## ENTRIES PROVIDED
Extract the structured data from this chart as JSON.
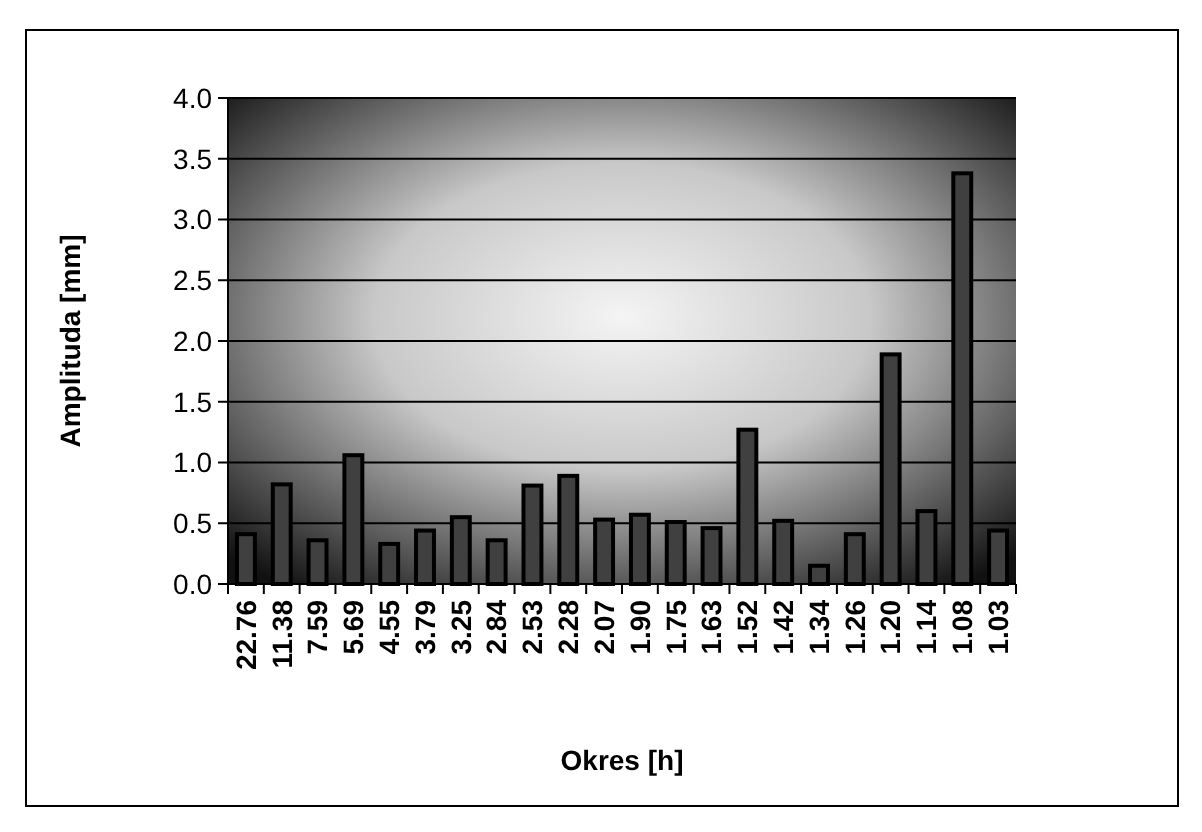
{
  "chart_data": {
    "type": "bar",
    "xlabel": "Okres [h]",
    "ylabel": "Amplituda [mm]",
    "categories": [
      "22.76",
      "11.38",
      "7.59",
      "5.69",
      "4.55",
      "3.79",
      "3.25",
      "2.84",
      "2.53",
      "2.28",
      "2.07",
      "1.90",
      "1.75",
      "1.63",
      "1.52",
      "1.42",
      "1.34",
      "1.26",
      "1.20",
      "1.14",
      "1.08",
      "1.03"
    ],
    "values": [
      0.41,
      0.82,
      0.36,
      1.06,
      0.33,
      0.44,
      0.55,
      0.36,
      0.81,
      0.89,
      0.53,
      0.57,
      0.51,
      0.46,
      1.27,
      0.52,
      0.15,
      0.41,
      1.89,
      0.6,
      3.38,
      0.44
    ],
    "color": "#404040",
    "ylim": [
      0,
      4
    ],
    "yticks": [
      {
        "value": 0,
        "label": "0.0"
      },
      {
        "value": 0.5,
        "label": "0.5"
      },
      {
        "value": 1,
        "label": "1.0"
      },
      {
        "value": 1.5,
        "label": "1.5"
      },
      {
        "value": 2,
        "label": "2.0"
      },
      {
        "value": 2.5,
        "label": "2.5"
      },
      {
        "value": 3,
        "label": "3.0"
      },
      {
        "value": 3.5,
        "label": "3.5"
      },
      {
        "value": 4,
        "label": "4.0"
      }
    ],
    "grid": "y"
  }
}
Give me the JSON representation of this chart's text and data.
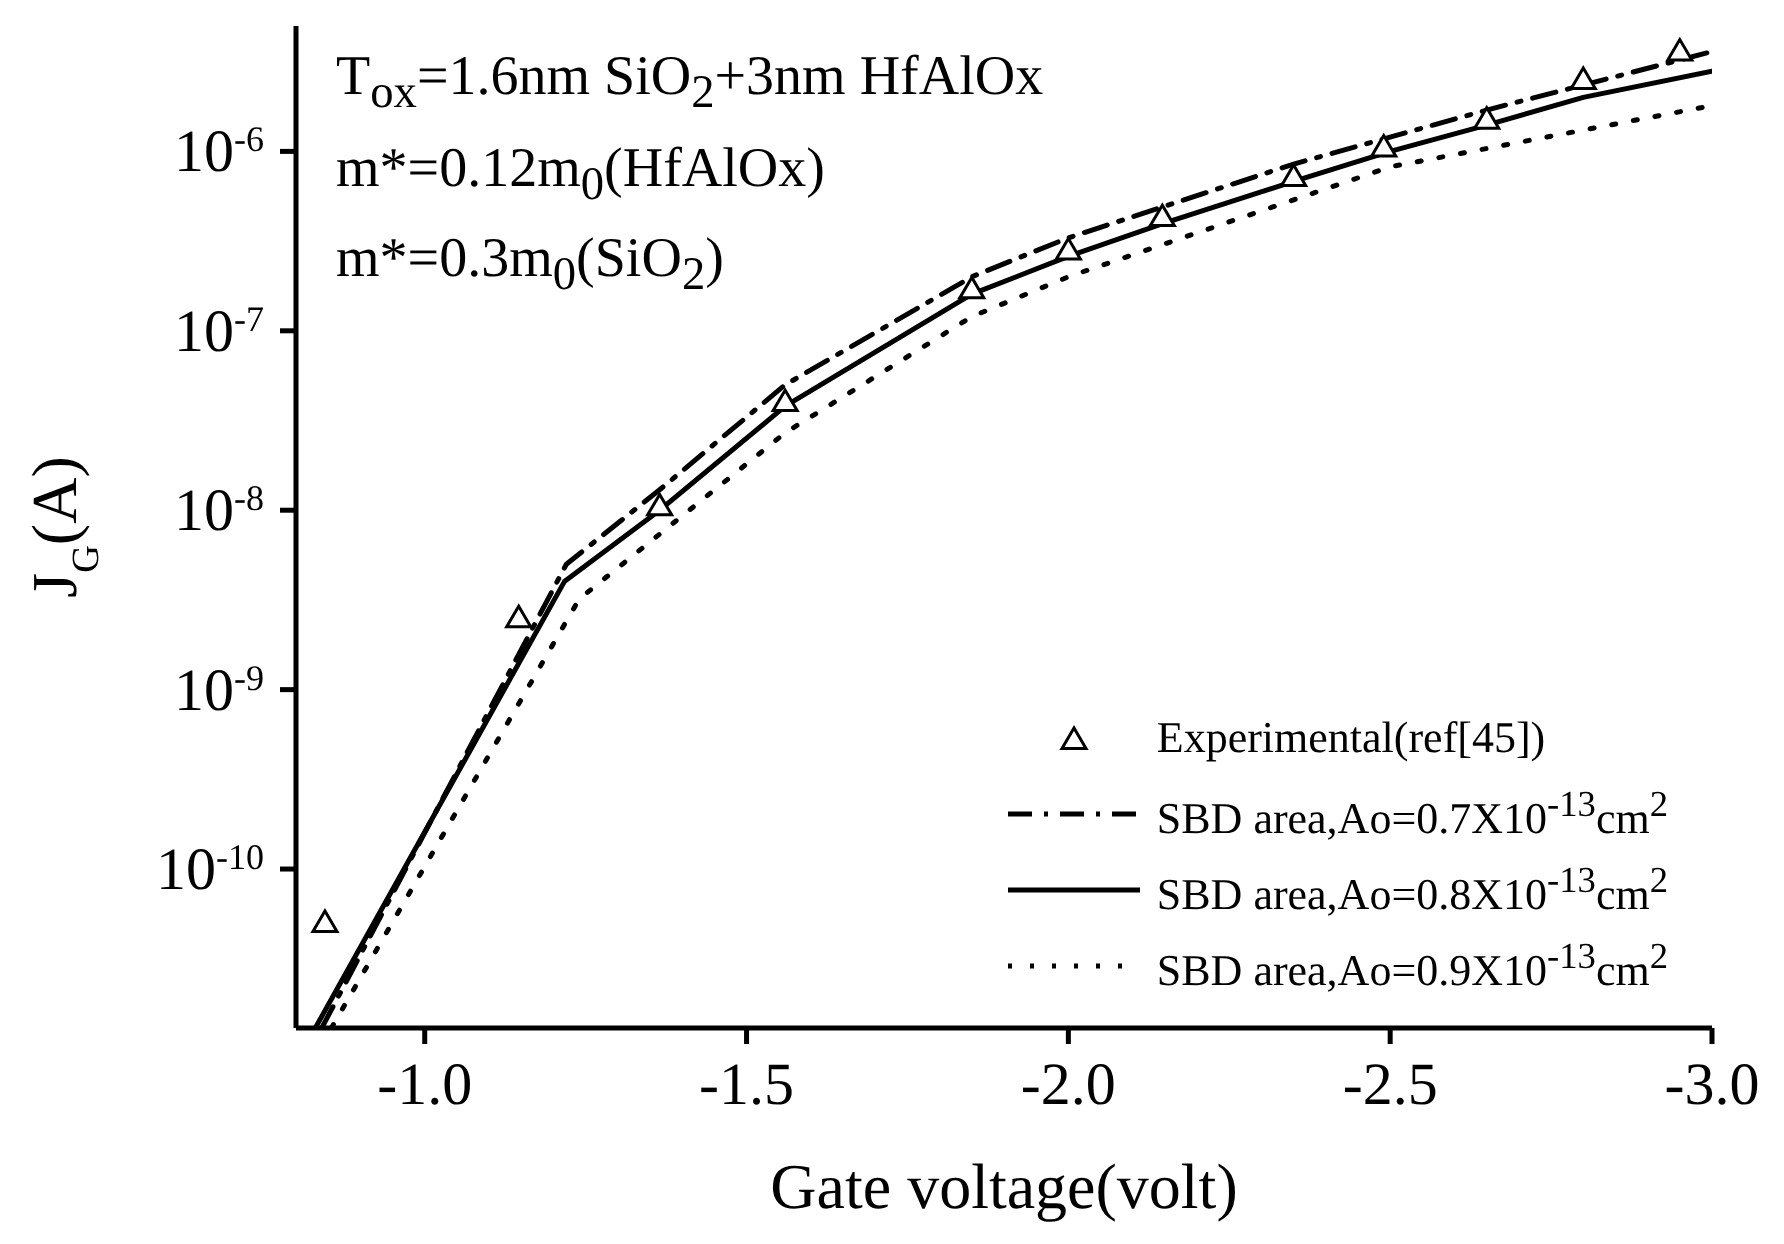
{
  "chart_data": {
    "type": "line",
    "xlabel": "Gate voltage(volt)",
    "ylabel": "J$_{G}$(A)",
    "annotations": [
      "T$_{ox}$=1.6nm SiO$_{2}$+3nm HfAlOx",
      "m*=0.12m$_{0}$(HfAlOx)",
      "m*=0.3m$_{0}$(SiO$_{2}$)"
    ],
    "xlim": [
      -0.8,
      -3.0
    ],
    "xticks": [
      {
        "value": -1.0,
        "label": "-1.0"
      },
      {
        "value": -1.5,
        "label": "-1.5"
      },
      {
        "value": -2.0,
        "label": "-2.0"
      },
      {
        "value": -2.5,
        "label": "-2.5"
      },
      {
        "value": -3.0,
        "label": "-3.0"
      }
    ],
    "ylim": [
      1.3e-11,
      5e-06
    ],
    "yticks": [
      {
        "value": 1e-10,
        "label": "10$^{-10}$"
      },
      {
        "value": 1e-09,
        "label": "10$^{-9}$"
      },
      {
        "value": 1e-08,
        "label": "10$^{-8}$"
      },
      {
        "value": 1e-07,
        "label": "10$^{-7}$"
      },
      {
        "value": 1e-06,
        "label": "10$^{-6}$"
      }
    ],
    "log": "y",
    "grid": false,
    "legend": "bottom right",
    "series": [
      {
        "name": "Experimental(ref[45])",
        "type": "scatter",
        "marker": "triangle",
        "color": "#000000",
        "x": [
          -0.845,
          -1.146,
          -1.365,
          -1.56,
          -1.85,
          -2.0,
          -2.146,
          -2.35,
          -2.49,
          -2.65,
          -2.8,
          -2.95
        ],
        "values": [
          5e-11,
          2.5e-09,
          1.05e-08,
          4e-08,
          1.7e-07,
          2.8e-07,
          4.3e-07,
          7.2e-07,
          1.05e-06,
          1.5e-06,
          2.5e-06,
          3.6e-06
        ]
      },
      {
        "name": "SBD area,Ao=0.7X10$^{-13}$cm$^{2}$",
        "line_style": "dashdot",
        "marker": "none",
        "color": "#000000",
        "x": [
          -0.84,
          -1.22,
          -1.365,
          -1.56,
          -1.85,
          -2.0,
          -2.35,
          -2.65,
          -3.0
        ],
        "values": [
          1.3e-11,
          5e-09,
          1.3e-08,
          5e-08,
          2e-07,
          3.3e-07,
          8.5e-07,
          1.7e-06,
          3.6e-06
        ]
      },
      {
        "name": "SBD area,Ao=0.8X10$^{-13}$cm$^{2}$",
        "line_style": "solid",
        "marker": "none",
        "color": "#000000",
        "x": [
          -0.83,
          -1.217,
          -1.365,
          -1.56,
          -1.85,
          -2.0,
          -2.15,
          -2.35,
          -2.5,
          -2.65,
          -2.8,
          -3.0
        ],
        "values": [
          1.3e-11,
          4e-09,
          1e-08,
          3.8e-08,
          1.6e-07,
          2.6e-07,
          4e-07,
          6.8e-07,
          1e-06,
          1.4e-06,
          2e-06,
          2.8e-06
        ]
      },
      {
        "name": "SBD area,Ao=0.9X10$^{-13}$cm$^{2}$",
        "line_style": "dotted",
        "marker": "none",
        "color": "#000000",
        "x": [
          -0.855,
          -1.24,
          -1.56,
          -1.85,
          -2.0,
          -2.5,
          -3.0
        ],
        "values": [
          1.3e-11,
          3.2e-09,
          2.7e-08,
          1.2e-07,
          2e-07,
          8.2e-07,
          1.8e-06
        ]
      }
    ]
  }
}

## WORK REQUIRED
Output the records above exactly as they are, leaving out the pictures.

## THE RESPONSE
Extract the structured data from this chart as JSON.
{
  "chart_data": {
    "type": "bar",
    "xlabel": "Okres [h]",
    "ylabel": "Amplituda [mm]",
    "categories": [
      "22.76",
      "11.38",
      "7.59",
      "5.69",
      "4.55",
      "3.79",
      "3.25",
      "2.84",
      "2.53",
      "2.28",
      "2.07",
      "1.90",
      "1.75",
      "1.63",
      "1.52",
      "1.42",
      "1.34",
      "1.26",
      "1.20",
      "1.14",
      "1.08",
      "1.03"
    ],
    "values": [
      0.41,
      0.82,
      0.36,
      1.06,
      0.33,
      0.44,
      0.55,
      0.36,
      0.81,
      0.89,
      0.53,
      0.57,
      0.51,
      0.46,
      1.27,
      0.52,
      0.15,
      0.41,
      1.89,
      0.6,
      3.38,
      0.44
    ],
    "color": "#404040",
    "ylim": [
      0,
      4
    ],
    "yticks": [
      {
        "value": 0,
        "label": "0.0"
      },
      {
        "value": 0.5,
        "label": "0.5"
      },
      {
        "value": 1,
        "label": "1.0"
      },
      {
        "value": 1.5,
        "label": "1.5"
      },
      {
        "value": 2,
        "label": "2.0"
      },
      {
        "value": 2.5,
        "label": "2.5"
      },
      {
        "value": 3,
        "label": "3.0"
      },
      {
        "value": 3.5,
        "label": "3.5"
      },
      {
        "value": 4,
        "label": "4.0"
      }
    ],
    "grid": "y"
  }
}
Give me the JSON representation of this chart's text and data.
{
  "chart_data": {
    "type": "line",
    "xlabel": "Gate voltage(volt)",
    "ylabel": "J$_{G}$(A)",
    "annotations": [
      "T$_{ox}$=1.6nm SiO$_{2}$+3nm HfAlOx",
      "m*=0.12m$_{0}$(HfAlOx)",
      "m*=0.3m$_{0}$(SiO$_{2}$)"
    ],
    "xlim": [
      -0.8,
      -3.0
    ],
    "xticks": [
      {
        "value": -1.0,
        "label": "-1.0"
      },
      {
        "value": -1.5,
        "label": "-1.5"
      },
      {
        "value": -2.0,
        "label": "-2.0"
      },
      {
        "value": -2.5,
        "label": "-2.5"
      },
      {
        "value": -3.0,
        "label": "-3.0"
      }
    ],
    "ylim": [
      1.3e-11,
      5e-06
    ],
    "yticks": [
      {
        "value": 1e-10,
        "label": "10$^{-10}$"
      },
      {
        "value": 1e-09,
        "label": "10$^{-9}$"
      },
      {
        "value": 1e-08,
        "label": "10$^{-8}$"
      },
      {
        "value": 1e-07,
        "label": "10$^{-7}$"
      },
      {
        "value": 1e-06,
        "label": "10$^{-6}$"
      }
    ],
    "log": "y",
    "grid": false,
    "legend": "bottom right",
    "series": [
      {
        "name": "Experimental(ref[45])",
        "type": "scatter",
        "marker": "triangle",
        "color": "#000000",
        "x": [
          -0.845,
          -1.146,
          -1.365,
          -1.56,
          -1.85,
          -2.0,
          -2.146,
          -2.35,
          -2.49,
          -2.65,
          -2.8,
          -2.95
        ],
        "values": [
          5e-11,
          2.5e-09,
          1.05e-08,
          4e-08,
          1.7e-07,
          2.8e-07,
          4.3e-07,
          7.2e-07,
          1.05e-06,
          1.5e-06,
          2.5e-06,
          3.6e-06
        ]
      },
      {
        "name": "SBD area,Ao=0.7X10$^{-13}$cm$^{2}$",
        "line_style": "dashdot",
        "marker": "none",
        "color": "#000000",
        "x": [
          -0.84,
          -1.22,
          -1.365,
          -1.56,
          -1.85,
          -2.0,
          -2.35,
          -2.65,
          -3.0
        ],
        "values": [
          1.3e-11,
          5e-09,
          1.3e-08,
          5e-08,
          2e-07,
          3.3e-07,
          8.5e-07,
          1.7e-06,
          3.6e-06
        ]
      },
      {
        "name": "SBD area,Ao=0.8X10$^{-13}$cm$^{2}$",
        "line_style": "solid",
        "marker": "none",
        "color": "#000000",
        "x": [
          -0.83,
          -1.217,
          -1.365,
          -1.56,
          -1.85,
          -2.0,
          -2.15,
          -2.35,
          -2.5,
          -2.65,
          -2.8,
          -3.0
        ],
        "values": [
          1.3e-11,
          4e-09,
          1e-08,
          3.8e-08,
          1.6e-07,
          2.6e-07,
          4e-07,
          6.8e-07,
          1e-06,
          1.4e-06,
          2e-06,
          2.8e-06
        ]
      },
      {
        "name": "SBD area,Ao=0.9X10$^{-13}$cm$^{2}$",
        "line_style": "dotted",
        "marker": "none",
        "color": "#000000",
        "x": [
          -0.855,
          -1.24,
          -1.56,
          -1.85,
          -2.0,
          -2.5,
          -3.0
        ],
        "values": [
          1.3e-11,
          3.2e-09,
          2.7e-08,
          1.2e-07,
          2e-07,
          8.2e-07,
          1.8e-06
        ]
      }
    ]
  }
}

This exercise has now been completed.